- [Problem details]
Search the data for the word "ufidawhy". Reproduce every line where it is found.
** START OF Supplied data **
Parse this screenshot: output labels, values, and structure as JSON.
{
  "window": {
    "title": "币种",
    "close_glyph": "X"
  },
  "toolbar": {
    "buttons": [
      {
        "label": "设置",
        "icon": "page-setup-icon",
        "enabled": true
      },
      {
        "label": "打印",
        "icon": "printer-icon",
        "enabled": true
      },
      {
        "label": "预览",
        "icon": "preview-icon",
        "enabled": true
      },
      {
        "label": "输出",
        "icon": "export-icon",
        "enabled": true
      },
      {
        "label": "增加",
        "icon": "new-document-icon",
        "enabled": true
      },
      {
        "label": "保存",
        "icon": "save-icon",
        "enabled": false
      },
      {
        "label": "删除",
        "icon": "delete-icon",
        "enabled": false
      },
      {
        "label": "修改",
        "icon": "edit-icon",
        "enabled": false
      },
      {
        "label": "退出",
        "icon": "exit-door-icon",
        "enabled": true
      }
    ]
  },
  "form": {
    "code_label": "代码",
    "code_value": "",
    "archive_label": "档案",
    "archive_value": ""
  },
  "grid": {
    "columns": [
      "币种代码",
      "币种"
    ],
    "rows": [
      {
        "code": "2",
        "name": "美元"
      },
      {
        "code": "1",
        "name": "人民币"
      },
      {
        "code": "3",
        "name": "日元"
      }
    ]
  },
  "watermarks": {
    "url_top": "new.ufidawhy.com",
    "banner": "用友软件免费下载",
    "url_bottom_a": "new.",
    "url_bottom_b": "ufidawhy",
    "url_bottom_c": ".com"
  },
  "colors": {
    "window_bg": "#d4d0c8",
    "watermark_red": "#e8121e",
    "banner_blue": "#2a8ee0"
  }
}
** END OF Supplied data **
- [Solved problem]
    "url_top": "new.ufidawhy.com",
    "url_bottom_b": "ufidawhy",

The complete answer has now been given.